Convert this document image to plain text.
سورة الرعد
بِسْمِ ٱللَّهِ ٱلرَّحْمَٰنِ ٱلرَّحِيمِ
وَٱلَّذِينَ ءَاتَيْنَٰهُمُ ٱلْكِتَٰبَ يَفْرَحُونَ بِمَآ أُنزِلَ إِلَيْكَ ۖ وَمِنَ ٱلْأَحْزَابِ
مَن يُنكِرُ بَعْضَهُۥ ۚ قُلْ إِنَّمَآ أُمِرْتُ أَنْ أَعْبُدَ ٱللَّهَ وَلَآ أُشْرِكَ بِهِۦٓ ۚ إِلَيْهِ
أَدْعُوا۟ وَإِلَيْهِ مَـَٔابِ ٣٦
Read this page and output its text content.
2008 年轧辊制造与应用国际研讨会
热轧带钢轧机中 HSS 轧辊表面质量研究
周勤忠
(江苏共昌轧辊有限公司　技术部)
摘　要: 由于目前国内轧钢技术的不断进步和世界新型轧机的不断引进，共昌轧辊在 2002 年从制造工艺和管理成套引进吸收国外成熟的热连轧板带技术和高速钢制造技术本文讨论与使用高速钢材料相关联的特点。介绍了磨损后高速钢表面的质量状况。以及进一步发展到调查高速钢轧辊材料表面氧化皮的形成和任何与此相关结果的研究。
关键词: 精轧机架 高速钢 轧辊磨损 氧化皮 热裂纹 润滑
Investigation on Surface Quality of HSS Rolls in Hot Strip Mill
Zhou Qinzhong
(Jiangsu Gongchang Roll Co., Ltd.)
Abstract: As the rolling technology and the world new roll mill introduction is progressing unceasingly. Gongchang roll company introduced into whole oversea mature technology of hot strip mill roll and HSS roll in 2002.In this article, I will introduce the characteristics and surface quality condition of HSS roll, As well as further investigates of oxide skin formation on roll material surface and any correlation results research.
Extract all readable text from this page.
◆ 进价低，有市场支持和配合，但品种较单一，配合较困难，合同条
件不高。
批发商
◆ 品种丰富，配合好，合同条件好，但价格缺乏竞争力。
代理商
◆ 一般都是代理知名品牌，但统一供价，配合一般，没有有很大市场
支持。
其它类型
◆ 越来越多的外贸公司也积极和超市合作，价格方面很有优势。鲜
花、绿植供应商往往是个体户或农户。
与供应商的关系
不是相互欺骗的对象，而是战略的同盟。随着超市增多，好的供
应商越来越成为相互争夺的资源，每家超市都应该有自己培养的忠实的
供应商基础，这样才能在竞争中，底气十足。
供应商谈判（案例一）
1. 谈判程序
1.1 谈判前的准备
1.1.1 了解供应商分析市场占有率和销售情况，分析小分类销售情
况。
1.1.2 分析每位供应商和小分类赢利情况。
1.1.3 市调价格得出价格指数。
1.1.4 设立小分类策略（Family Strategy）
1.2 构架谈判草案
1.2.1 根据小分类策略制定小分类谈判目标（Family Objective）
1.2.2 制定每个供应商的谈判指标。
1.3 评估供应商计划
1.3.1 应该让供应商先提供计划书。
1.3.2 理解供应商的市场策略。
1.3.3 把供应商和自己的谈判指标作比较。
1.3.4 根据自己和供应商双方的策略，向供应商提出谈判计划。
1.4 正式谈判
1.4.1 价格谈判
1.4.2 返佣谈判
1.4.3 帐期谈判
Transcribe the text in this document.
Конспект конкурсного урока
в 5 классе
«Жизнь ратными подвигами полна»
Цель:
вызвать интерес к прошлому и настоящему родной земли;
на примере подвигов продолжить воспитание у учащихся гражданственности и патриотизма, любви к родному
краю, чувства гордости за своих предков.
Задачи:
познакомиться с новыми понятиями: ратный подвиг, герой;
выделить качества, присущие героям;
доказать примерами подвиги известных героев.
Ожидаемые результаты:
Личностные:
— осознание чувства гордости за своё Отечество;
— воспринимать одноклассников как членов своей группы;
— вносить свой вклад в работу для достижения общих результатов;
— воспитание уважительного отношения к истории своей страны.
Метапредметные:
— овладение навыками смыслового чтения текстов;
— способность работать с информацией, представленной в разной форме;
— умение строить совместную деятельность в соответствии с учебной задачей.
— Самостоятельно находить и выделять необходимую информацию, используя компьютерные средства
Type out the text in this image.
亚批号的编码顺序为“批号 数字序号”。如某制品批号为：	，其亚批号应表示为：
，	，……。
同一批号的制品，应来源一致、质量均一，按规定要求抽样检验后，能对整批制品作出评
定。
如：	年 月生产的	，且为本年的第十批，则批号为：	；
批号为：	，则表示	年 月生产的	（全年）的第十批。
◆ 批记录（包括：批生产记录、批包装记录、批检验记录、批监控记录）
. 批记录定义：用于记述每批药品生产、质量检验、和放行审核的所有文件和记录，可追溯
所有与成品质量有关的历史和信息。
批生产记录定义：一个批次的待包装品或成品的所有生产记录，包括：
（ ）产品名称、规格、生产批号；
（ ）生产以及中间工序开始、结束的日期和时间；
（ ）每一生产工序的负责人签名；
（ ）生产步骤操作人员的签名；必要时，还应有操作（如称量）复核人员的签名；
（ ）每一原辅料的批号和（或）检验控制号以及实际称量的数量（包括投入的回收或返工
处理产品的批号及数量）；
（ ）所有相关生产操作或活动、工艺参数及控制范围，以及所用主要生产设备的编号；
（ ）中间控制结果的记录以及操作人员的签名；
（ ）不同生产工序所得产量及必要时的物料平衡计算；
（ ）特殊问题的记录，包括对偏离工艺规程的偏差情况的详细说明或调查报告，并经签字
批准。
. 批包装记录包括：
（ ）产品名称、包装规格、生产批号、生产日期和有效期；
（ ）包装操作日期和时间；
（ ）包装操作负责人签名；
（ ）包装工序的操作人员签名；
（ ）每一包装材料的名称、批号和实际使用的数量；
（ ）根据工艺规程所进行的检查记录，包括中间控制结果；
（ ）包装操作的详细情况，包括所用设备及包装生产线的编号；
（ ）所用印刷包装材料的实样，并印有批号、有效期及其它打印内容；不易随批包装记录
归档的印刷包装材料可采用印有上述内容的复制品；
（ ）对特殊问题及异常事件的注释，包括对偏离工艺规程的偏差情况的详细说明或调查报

=======

Show all lines from the data above in which the word "page" appears.

Solution to the problem ▸
Read this page and output its text content.
Extract all readable text from this page.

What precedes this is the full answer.